[THE EXERCISE]: Find the word "시행규칙" in the records below. List each line containing it.

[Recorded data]
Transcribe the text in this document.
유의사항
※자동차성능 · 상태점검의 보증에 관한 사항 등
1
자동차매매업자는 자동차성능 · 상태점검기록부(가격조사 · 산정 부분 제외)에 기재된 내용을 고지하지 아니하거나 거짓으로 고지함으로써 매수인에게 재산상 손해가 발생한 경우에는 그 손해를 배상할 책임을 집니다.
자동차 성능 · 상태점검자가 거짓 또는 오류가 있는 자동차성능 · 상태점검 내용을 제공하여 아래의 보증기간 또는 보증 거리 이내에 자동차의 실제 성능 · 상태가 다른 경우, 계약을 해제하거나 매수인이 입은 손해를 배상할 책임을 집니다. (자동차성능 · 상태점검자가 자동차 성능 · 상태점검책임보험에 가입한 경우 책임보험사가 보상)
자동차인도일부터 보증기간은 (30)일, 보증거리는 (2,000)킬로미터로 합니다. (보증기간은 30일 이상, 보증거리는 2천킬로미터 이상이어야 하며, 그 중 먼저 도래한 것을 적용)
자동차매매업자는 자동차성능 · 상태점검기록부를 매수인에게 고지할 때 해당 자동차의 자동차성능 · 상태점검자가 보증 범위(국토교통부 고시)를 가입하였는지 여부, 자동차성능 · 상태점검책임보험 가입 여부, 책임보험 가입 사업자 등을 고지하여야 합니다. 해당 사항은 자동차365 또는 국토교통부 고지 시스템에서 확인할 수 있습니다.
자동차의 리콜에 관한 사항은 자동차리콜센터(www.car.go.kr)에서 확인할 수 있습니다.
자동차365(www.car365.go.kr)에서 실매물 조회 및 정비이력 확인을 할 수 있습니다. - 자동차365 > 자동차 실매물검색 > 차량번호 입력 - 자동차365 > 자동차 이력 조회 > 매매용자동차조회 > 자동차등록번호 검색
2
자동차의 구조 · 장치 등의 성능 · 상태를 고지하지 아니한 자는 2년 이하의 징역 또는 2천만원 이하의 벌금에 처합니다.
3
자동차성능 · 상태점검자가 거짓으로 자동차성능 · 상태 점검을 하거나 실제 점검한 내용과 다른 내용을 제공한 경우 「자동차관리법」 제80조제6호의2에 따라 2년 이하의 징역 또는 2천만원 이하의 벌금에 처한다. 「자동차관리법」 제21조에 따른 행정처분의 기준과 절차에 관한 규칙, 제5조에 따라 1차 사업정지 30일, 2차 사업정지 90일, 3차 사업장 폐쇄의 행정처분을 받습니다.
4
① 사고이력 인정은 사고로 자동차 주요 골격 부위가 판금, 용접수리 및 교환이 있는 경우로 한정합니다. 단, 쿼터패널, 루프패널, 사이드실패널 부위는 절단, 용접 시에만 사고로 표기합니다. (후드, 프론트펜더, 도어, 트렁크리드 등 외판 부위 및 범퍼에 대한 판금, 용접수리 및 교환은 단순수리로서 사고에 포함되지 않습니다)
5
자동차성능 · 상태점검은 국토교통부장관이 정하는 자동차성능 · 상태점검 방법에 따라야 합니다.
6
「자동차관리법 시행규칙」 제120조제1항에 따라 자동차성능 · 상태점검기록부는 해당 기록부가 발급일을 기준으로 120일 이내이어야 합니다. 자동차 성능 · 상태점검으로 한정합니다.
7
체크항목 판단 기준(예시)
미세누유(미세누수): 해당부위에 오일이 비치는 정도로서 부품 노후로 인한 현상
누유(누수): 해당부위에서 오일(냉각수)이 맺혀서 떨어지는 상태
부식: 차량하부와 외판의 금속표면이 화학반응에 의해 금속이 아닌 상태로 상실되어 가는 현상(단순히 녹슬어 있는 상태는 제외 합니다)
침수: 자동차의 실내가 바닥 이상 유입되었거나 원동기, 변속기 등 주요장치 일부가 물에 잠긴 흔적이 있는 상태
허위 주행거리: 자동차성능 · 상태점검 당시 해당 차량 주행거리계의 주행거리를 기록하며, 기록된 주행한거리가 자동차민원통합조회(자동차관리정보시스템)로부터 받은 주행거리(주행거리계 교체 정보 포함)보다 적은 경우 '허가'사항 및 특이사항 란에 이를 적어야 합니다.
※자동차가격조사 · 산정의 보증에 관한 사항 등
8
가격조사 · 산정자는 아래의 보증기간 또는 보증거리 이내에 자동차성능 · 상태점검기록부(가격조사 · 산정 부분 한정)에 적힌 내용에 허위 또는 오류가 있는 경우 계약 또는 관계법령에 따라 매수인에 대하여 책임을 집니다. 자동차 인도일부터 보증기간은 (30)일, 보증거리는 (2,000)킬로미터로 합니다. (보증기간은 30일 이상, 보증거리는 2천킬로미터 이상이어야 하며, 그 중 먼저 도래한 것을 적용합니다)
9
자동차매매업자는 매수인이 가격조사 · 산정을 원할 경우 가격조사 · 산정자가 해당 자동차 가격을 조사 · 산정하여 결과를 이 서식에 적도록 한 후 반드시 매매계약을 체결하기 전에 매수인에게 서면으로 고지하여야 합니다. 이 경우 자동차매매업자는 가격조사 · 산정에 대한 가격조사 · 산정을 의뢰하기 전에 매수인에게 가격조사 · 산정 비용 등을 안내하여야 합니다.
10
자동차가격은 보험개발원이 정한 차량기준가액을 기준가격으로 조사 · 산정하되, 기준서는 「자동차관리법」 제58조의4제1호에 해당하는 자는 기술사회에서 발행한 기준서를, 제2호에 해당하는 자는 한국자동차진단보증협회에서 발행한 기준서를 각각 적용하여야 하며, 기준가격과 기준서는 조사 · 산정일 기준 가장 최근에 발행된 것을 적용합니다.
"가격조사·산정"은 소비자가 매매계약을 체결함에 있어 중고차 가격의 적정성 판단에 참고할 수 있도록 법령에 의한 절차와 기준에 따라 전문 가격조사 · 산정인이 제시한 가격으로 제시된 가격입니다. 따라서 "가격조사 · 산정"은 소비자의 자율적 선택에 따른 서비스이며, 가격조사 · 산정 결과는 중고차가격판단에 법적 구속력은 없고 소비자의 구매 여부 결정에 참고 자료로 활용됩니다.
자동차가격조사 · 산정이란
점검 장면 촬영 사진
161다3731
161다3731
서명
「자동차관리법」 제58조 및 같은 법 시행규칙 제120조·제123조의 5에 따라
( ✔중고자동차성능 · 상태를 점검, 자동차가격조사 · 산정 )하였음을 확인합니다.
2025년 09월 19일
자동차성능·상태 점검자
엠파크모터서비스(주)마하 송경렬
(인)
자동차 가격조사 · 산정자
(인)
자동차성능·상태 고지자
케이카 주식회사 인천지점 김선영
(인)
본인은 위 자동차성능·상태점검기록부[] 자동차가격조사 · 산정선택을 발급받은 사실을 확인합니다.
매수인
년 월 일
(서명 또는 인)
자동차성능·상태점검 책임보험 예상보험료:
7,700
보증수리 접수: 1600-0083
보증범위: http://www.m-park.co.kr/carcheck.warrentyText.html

[EXERCISE RESULT]:
「자동차관리법 시행규칙」 제120조제1항에 따라 자동차성능 · 상태점검기록부는 해당 기록부가 발급일을 기준으로 120일 이내이어야 합니다. 자동차 성능 · 상태점검으로 한정합니다.
「자동차관리법」 제58조 및 같은 법 시행규칙 제120조·제123조의 5에 따라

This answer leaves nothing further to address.